▸ **A block of data**:

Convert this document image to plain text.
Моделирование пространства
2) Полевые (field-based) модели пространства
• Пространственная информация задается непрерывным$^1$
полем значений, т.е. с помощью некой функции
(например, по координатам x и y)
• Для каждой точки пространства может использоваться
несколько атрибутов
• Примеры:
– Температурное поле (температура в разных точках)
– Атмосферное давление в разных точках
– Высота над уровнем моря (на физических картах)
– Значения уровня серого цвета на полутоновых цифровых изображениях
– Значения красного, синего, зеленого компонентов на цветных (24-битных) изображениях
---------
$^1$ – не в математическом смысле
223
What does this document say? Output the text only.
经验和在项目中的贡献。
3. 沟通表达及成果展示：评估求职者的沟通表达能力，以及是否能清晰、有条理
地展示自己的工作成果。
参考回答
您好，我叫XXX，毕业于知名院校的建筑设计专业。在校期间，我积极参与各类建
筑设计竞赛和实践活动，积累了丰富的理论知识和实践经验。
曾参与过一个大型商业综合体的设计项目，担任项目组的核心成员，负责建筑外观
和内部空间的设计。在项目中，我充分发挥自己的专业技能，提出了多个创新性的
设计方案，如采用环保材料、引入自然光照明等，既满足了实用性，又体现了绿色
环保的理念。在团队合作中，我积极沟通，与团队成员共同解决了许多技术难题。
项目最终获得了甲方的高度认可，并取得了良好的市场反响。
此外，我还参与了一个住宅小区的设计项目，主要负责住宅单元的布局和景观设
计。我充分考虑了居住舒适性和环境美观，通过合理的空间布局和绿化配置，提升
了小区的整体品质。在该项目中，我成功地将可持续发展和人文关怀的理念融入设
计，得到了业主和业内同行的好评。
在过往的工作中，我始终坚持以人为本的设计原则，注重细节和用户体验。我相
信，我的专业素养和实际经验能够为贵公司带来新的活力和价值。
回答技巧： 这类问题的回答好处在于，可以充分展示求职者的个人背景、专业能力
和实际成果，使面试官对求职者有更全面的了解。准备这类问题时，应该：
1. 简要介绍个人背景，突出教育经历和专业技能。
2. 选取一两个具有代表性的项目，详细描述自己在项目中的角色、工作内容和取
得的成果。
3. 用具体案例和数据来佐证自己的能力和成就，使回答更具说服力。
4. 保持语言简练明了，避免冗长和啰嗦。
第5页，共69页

▸ **Do this**: Sift the material for lines with the string "разных". Copy each one found.

▸ **The answer**:
– Температурное поле (температура в разных точках)
– Атмосферное давление в разных точках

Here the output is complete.